> [Set problem] Gather all lines in the records below that include the word "shaped".

━━━━━━━━━━━━━━━━━━━━━━━━━━━━━━

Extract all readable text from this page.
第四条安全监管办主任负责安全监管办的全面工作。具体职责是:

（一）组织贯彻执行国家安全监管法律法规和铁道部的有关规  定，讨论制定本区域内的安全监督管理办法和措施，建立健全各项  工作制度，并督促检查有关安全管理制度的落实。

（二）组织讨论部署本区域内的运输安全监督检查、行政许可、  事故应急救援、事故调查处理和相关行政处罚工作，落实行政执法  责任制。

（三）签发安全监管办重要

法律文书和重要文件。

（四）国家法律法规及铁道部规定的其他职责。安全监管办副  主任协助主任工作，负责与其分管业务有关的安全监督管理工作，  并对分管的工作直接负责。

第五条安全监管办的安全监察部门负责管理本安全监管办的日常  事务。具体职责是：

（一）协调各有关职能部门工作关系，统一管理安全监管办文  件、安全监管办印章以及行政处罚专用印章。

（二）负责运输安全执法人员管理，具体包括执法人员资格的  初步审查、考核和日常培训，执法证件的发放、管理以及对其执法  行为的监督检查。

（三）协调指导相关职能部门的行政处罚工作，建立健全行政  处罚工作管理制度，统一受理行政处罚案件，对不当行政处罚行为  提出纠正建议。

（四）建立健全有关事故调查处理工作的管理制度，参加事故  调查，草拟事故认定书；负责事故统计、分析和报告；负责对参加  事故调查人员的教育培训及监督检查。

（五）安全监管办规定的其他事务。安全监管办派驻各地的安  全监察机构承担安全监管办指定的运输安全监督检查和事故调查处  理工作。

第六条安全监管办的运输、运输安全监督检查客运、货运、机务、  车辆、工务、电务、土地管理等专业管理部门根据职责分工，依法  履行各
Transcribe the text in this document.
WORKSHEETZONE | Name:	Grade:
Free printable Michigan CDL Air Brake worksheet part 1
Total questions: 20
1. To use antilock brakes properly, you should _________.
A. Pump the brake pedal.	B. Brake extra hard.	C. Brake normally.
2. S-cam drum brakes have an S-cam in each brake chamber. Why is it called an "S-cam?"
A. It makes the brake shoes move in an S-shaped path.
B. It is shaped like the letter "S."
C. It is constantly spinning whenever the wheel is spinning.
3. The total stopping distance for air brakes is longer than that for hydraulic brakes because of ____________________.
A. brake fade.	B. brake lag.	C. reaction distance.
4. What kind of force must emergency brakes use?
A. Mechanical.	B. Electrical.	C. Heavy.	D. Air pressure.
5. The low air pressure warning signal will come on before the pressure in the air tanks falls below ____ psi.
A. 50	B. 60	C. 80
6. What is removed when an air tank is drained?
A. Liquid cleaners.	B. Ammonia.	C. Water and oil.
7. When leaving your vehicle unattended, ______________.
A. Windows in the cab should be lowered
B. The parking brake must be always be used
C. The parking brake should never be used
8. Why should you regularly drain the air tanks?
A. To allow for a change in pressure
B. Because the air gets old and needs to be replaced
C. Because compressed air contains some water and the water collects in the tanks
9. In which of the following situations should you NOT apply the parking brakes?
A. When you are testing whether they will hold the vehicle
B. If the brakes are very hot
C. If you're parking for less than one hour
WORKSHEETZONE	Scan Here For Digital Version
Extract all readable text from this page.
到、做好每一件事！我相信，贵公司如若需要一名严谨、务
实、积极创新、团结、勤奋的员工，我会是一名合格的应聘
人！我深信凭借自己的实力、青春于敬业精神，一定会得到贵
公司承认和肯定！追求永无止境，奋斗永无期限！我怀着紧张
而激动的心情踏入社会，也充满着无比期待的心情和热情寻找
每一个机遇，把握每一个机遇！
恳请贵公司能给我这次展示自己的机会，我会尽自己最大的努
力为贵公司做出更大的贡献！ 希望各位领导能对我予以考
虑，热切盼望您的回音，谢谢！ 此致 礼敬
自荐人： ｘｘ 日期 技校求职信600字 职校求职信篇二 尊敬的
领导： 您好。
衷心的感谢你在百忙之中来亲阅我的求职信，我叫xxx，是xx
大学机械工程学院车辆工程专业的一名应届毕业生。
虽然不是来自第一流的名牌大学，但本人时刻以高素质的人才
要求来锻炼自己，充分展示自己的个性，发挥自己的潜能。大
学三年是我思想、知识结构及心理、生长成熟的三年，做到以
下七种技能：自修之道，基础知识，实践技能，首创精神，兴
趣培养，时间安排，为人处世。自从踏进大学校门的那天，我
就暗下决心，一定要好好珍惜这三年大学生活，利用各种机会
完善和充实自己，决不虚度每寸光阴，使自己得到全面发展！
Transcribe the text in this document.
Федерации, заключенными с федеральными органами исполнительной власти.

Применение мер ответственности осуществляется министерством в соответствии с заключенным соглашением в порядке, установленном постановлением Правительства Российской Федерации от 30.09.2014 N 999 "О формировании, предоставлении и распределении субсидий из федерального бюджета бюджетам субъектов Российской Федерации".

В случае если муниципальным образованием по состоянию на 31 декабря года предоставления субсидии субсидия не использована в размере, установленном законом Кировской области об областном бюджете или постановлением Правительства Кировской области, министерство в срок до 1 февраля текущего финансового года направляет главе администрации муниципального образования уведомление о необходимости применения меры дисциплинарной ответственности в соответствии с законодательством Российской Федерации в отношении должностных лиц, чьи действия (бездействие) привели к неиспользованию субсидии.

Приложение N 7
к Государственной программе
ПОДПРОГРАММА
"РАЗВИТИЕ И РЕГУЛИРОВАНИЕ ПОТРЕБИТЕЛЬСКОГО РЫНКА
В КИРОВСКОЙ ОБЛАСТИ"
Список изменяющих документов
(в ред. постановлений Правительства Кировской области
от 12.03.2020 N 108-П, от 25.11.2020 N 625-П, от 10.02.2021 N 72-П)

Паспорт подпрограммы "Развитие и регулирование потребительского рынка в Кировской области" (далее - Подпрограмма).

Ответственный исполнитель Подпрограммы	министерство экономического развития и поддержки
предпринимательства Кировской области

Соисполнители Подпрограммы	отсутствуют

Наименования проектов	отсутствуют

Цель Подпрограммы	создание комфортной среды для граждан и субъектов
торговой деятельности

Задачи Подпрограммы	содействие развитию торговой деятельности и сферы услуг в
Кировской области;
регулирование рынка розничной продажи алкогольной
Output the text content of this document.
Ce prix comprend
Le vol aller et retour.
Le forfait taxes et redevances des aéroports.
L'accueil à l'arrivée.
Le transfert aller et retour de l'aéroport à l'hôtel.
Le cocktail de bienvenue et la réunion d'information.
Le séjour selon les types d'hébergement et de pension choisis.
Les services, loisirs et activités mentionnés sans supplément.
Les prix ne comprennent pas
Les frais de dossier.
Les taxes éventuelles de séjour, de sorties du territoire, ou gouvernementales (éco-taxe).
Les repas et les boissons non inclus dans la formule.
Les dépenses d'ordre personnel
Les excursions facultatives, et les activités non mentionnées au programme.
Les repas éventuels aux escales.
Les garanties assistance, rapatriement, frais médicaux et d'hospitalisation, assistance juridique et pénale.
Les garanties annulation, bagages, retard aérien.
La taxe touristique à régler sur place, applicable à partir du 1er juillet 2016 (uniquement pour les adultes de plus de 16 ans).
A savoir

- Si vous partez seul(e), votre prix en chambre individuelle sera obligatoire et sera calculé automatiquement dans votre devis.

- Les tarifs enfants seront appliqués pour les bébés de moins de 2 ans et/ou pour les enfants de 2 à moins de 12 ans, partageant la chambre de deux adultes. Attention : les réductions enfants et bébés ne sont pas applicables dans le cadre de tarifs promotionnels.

━━━━━━━━━━━━━━━━━━━━━━━━━━━━━━

> [Answer for this exercise]
A. It makes the brake shoes move in an S-shaped path.
B. It is shaped like the letter "S."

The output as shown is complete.